__Exercise brief__
Retype the lines of the entries from the start through the line containing "paragraph: 2) не", with that line included, reproducing each one verbatim.

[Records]
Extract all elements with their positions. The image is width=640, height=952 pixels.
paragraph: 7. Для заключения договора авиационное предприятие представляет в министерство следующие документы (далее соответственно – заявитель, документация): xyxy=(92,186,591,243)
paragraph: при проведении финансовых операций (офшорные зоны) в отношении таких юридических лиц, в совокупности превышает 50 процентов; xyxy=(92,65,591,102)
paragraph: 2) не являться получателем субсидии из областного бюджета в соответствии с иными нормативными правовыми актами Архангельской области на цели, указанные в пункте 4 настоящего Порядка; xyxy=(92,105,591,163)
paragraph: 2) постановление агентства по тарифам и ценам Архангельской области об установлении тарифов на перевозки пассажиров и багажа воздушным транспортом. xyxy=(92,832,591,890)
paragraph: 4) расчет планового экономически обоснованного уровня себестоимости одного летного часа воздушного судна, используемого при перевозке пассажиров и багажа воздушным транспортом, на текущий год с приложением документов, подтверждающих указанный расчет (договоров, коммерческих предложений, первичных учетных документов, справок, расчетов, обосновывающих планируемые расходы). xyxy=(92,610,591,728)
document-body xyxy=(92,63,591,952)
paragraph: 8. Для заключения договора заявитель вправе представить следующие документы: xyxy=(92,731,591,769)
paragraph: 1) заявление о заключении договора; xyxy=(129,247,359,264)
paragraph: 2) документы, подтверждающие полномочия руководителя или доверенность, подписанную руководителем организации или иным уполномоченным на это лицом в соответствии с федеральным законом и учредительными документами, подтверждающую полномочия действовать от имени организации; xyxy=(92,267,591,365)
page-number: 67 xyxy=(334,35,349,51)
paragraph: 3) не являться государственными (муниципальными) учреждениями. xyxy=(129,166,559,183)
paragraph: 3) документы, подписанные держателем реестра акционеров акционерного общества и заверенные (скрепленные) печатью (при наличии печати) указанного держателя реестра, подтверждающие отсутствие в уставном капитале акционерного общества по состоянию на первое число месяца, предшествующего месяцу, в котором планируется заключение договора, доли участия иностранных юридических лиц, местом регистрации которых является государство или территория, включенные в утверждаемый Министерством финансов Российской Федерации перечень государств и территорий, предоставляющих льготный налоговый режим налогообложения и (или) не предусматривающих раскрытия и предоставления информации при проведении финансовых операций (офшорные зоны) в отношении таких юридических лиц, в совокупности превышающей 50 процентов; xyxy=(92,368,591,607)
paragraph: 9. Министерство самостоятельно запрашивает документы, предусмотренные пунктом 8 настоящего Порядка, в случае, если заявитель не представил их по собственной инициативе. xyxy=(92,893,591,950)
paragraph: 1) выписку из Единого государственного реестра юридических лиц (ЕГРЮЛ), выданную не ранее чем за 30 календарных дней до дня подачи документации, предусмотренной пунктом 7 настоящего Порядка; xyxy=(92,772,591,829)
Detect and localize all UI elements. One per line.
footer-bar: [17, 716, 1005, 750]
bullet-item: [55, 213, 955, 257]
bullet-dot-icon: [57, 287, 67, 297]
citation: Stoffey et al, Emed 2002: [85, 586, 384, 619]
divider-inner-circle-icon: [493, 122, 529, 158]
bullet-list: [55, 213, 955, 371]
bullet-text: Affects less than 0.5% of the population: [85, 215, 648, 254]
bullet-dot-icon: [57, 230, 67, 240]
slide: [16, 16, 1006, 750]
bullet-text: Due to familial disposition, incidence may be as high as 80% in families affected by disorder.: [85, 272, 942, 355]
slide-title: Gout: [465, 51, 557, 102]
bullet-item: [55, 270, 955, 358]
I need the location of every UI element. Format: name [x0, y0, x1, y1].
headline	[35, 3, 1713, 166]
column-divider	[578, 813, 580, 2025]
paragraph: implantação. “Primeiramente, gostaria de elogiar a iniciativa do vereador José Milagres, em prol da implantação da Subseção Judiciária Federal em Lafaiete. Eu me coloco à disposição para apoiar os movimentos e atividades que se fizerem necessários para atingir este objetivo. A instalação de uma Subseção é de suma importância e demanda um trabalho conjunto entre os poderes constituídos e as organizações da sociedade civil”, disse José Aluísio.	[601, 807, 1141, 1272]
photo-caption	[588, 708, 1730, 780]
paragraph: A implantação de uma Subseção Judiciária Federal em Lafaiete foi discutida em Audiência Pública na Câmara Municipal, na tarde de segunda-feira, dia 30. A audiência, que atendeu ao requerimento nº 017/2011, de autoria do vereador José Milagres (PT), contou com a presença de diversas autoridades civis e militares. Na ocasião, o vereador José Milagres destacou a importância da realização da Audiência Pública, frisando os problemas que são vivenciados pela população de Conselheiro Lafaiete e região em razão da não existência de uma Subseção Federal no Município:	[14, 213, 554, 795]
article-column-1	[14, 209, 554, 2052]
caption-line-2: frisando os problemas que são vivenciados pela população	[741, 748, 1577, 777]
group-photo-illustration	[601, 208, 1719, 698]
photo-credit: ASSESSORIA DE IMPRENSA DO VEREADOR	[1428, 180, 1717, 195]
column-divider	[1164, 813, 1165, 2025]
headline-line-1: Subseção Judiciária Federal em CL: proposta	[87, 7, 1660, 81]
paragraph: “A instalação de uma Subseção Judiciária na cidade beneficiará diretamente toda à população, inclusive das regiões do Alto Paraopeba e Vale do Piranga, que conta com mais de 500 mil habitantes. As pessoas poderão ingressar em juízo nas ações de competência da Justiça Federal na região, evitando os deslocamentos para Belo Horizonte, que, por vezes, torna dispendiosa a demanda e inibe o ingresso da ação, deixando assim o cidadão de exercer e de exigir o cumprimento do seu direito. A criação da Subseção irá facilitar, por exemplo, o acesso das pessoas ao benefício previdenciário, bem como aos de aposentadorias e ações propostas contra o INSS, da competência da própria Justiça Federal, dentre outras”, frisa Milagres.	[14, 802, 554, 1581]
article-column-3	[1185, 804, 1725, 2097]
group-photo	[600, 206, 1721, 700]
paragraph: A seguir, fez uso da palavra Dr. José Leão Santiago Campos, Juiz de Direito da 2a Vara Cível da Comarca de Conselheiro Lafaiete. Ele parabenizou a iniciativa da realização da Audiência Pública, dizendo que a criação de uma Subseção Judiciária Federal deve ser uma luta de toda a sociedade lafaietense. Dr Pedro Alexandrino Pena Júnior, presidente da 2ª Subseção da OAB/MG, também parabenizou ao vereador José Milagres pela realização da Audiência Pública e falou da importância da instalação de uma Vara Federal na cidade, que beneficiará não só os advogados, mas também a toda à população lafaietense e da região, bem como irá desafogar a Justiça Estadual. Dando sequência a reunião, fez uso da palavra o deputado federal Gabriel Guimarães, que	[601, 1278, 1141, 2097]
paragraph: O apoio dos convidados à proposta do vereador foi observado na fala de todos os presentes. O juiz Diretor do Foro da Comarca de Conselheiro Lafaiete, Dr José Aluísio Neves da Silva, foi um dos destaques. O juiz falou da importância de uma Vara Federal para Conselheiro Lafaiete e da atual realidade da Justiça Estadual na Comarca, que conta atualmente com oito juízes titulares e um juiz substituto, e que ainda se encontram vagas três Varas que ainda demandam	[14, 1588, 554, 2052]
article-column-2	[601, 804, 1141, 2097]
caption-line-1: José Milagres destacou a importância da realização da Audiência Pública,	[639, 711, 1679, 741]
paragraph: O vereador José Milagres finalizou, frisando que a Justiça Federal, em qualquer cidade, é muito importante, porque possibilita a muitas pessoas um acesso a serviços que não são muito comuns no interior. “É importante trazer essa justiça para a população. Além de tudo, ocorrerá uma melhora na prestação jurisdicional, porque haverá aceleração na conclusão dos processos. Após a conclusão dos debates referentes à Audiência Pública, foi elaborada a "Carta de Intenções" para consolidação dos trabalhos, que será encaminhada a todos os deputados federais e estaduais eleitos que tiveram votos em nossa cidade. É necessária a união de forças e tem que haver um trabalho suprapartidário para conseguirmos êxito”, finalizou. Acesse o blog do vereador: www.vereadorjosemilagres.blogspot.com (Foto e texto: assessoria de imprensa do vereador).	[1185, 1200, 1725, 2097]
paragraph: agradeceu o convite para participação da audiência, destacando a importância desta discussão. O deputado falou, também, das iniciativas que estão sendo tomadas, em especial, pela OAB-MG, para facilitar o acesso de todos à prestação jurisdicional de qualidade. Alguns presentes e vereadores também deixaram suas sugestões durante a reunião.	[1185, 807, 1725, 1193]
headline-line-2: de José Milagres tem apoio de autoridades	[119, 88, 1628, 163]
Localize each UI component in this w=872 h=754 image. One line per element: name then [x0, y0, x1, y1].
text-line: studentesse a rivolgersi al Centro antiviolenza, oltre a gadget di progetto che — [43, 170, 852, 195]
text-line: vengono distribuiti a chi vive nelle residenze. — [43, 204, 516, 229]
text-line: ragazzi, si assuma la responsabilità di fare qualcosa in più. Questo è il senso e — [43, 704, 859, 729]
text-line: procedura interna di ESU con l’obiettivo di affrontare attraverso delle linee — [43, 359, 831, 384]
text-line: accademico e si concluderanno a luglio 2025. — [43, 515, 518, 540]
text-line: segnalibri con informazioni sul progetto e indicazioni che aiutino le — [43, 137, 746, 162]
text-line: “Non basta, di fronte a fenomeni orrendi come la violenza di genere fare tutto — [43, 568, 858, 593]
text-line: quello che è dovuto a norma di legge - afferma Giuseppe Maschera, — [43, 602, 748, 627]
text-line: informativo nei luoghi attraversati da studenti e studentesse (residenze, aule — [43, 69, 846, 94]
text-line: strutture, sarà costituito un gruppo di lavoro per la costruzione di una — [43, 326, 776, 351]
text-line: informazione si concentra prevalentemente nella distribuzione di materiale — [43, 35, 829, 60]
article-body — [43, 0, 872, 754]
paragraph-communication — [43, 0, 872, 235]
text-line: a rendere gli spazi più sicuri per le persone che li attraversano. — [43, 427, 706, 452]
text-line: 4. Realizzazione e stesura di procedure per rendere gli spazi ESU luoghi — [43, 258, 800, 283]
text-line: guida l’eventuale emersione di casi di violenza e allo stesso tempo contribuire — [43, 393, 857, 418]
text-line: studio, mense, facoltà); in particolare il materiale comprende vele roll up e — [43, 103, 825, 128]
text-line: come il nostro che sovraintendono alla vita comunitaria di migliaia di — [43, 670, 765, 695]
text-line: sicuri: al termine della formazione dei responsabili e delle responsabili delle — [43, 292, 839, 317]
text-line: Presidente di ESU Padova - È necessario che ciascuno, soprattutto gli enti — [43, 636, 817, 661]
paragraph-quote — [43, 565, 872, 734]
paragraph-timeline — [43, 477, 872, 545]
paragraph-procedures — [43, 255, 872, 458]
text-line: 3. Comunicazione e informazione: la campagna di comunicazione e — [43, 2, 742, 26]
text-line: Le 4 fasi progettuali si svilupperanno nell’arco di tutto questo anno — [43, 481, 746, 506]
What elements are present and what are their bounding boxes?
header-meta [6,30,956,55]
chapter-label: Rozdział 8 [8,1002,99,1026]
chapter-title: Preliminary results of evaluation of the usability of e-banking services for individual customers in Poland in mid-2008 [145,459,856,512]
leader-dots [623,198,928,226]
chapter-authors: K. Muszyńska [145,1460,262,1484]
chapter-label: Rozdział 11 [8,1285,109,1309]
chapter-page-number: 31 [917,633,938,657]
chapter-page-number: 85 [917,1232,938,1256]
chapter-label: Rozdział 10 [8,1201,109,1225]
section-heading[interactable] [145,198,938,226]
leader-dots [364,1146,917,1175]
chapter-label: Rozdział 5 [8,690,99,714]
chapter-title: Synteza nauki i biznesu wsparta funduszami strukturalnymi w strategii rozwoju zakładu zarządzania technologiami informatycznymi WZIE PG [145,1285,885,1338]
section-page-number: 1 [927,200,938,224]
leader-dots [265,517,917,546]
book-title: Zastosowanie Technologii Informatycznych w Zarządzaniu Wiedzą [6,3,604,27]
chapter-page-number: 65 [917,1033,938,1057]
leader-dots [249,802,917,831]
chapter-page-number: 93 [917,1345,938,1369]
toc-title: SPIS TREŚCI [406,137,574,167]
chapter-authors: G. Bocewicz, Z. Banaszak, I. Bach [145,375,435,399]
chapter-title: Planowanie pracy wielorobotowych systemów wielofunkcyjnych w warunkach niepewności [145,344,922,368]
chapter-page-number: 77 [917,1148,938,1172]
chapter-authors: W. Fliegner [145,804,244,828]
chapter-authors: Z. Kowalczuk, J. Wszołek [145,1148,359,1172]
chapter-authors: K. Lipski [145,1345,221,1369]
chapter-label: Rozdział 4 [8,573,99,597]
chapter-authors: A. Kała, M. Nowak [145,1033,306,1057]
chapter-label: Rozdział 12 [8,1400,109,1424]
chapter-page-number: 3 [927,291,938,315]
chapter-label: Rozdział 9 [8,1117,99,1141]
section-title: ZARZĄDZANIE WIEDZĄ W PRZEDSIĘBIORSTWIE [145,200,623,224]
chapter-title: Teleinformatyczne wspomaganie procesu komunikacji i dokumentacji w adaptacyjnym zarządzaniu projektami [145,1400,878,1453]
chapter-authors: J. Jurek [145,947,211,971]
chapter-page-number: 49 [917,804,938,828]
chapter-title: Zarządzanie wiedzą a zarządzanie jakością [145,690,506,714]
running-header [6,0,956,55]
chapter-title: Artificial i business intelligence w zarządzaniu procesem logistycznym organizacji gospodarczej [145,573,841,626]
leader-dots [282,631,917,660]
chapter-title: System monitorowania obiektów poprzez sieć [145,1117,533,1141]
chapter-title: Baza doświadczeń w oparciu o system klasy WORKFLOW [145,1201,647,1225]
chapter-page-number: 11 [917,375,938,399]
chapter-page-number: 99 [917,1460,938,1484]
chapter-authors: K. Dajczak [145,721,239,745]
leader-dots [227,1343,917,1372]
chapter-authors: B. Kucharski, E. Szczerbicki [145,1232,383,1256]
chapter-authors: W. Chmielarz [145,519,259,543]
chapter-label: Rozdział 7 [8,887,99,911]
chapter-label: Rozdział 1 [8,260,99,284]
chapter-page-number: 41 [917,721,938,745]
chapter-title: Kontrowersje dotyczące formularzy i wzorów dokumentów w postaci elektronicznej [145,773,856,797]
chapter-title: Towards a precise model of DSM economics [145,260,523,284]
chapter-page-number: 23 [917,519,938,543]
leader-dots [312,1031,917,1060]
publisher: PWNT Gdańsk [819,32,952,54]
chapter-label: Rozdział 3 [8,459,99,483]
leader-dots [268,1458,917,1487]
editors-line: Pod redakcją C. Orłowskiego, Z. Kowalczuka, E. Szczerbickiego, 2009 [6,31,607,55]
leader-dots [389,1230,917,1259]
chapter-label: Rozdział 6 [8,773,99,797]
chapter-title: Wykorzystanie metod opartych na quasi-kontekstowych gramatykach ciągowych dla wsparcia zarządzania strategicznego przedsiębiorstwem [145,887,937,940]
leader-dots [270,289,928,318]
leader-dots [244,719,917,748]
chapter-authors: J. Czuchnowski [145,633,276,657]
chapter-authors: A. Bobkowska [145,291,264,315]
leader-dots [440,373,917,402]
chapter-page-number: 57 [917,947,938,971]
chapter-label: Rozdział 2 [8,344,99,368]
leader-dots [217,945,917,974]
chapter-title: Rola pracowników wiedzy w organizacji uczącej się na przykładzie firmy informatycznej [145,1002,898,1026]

__Written solution__
Extract all elements with their positions. The image is width=640, height=952 pixels.
paragraph: 7. Для заключения договора авиационное предприятие представляет в министерство следующие документы (далее соответственно – заявитель, документация): xyxy=(92,186,591,243)
paragraph: при проведении финансовых операций (офшорные зоны) в отношении таких юридических лиц, в совокупности превышает 50 процентов; xyxy=(92,65,591,102)
paragraph: 2) не являться получателем субсидии из областного бюджета в соответствии с иными нормативными правовыми актами Архангельской области на цели, указанные в пункте 4 настоящего Порядка; xyxy=(92,105,591,163)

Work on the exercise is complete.